#### Provided data:
(begin)
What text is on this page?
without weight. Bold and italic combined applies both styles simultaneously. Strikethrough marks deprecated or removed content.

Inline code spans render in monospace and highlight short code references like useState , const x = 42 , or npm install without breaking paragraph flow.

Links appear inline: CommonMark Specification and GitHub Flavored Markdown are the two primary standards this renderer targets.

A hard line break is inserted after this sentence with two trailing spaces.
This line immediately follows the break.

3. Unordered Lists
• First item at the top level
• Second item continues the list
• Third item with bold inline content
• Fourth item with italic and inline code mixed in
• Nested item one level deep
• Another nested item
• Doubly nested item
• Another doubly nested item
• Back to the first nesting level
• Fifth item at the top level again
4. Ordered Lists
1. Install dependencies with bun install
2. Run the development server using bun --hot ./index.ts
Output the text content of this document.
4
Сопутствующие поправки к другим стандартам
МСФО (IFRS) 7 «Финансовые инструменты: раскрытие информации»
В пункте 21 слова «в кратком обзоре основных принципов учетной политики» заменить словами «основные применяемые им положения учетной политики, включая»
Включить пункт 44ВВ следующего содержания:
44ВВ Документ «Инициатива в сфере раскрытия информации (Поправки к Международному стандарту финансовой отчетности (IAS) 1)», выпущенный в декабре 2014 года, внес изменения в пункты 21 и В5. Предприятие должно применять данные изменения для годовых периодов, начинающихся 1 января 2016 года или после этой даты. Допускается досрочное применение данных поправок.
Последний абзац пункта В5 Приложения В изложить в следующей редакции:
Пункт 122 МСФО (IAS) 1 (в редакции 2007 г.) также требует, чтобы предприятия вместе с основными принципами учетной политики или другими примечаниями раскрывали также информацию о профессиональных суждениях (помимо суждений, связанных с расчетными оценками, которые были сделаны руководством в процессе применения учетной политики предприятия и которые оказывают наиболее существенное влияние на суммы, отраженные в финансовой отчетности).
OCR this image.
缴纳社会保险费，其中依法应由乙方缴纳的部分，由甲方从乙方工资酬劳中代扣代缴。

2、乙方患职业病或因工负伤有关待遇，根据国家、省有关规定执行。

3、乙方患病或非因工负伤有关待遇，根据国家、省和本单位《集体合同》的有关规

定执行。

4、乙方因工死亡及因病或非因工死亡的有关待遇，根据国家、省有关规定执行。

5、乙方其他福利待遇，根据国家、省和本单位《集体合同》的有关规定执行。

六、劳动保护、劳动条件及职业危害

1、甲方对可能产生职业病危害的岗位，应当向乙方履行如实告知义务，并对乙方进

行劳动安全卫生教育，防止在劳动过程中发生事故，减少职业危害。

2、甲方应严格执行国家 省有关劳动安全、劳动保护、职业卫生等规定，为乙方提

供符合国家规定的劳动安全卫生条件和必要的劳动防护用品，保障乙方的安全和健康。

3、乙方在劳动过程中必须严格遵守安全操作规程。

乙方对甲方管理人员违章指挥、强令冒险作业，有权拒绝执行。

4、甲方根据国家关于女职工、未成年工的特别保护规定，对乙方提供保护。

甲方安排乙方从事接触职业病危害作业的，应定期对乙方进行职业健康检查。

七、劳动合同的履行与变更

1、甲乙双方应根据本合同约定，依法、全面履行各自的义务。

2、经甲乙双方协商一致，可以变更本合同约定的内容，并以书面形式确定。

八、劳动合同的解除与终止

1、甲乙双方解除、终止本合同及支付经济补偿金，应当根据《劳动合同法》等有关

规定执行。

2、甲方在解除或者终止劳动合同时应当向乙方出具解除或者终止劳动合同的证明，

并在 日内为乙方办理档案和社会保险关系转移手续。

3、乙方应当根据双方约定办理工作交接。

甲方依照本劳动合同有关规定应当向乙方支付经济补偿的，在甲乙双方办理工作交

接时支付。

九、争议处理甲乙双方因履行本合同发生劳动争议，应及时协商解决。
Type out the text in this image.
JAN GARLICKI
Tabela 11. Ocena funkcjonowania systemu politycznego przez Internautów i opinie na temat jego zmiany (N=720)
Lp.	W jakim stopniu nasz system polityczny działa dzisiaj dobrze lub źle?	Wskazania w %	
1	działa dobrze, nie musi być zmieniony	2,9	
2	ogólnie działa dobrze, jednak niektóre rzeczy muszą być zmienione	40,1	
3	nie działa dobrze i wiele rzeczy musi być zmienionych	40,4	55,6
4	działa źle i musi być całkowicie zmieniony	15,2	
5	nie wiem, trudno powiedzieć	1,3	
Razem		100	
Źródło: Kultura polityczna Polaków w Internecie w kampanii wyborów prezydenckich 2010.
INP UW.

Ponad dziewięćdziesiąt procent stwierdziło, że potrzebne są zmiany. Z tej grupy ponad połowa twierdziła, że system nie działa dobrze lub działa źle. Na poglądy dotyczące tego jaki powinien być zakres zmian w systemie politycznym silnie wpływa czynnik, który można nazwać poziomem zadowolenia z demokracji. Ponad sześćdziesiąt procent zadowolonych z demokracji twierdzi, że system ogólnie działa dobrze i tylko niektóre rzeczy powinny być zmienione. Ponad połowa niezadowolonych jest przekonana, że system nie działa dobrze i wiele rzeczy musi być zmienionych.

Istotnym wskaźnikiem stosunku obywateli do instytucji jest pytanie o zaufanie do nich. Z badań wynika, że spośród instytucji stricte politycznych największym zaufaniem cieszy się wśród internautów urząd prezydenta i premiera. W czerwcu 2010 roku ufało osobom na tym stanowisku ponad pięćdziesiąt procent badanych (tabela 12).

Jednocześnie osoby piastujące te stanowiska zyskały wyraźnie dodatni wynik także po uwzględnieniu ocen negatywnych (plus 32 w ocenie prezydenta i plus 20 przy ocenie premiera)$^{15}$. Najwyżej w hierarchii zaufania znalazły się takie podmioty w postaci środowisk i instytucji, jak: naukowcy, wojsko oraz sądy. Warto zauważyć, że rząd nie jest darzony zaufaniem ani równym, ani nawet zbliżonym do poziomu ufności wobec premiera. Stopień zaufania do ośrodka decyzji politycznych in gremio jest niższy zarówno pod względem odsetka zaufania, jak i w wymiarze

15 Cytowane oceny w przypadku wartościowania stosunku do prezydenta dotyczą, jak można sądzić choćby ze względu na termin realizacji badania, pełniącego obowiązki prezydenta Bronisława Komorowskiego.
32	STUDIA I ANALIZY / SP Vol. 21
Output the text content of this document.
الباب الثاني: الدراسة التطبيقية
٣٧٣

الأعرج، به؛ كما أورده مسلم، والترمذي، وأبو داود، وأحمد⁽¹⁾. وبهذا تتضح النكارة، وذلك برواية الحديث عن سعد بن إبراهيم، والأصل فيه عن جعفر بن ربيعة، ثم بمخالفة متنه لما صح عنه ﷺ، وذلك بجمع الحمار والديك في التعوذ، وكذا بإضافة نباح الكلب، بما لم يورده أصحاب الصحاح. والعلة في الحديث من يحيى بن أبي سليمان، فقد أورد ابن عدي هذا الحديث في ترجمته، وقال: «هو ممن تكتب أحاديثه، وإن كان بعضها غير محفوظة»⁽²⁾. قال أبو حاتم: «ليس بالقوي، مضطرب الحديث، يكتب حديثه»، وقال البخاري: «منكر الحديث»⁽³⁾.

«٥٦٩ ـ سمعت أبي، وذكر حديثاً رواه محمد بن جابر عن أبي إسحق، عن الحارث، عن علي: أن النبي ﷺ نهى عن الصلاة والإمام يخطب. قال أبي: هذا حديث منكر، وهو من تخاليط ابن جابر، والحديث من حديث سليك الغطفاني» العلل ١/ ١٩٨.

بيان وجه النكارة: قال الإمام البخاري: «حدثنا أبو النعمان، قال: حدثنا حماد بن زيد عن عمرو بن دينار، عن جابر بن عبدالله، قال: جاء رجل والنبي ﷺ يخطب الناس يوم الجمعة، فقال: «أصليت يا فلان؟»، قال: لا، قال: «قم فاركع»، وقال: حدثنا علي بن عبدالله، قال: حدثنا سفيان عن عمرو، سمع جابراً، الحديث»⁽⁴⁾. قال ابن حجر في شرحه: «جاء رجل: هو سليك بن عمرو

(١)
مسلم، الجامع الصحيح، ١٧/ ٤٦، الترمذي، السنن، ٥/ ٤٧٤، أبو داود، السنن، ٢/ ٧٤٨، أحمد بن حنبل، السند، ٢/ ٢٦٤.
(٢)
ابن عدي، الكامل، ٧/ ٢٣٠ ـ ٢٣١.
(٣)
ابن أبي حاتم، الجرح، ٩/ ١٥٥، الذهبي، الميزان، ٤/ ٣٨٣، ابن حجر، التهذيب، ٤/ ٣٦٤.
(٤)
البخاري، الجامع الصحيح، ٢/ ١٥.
(end)
#### To do:
Of the lines in the material above, state how many contain the string "image"; give no other text.

#### Result of this task:
2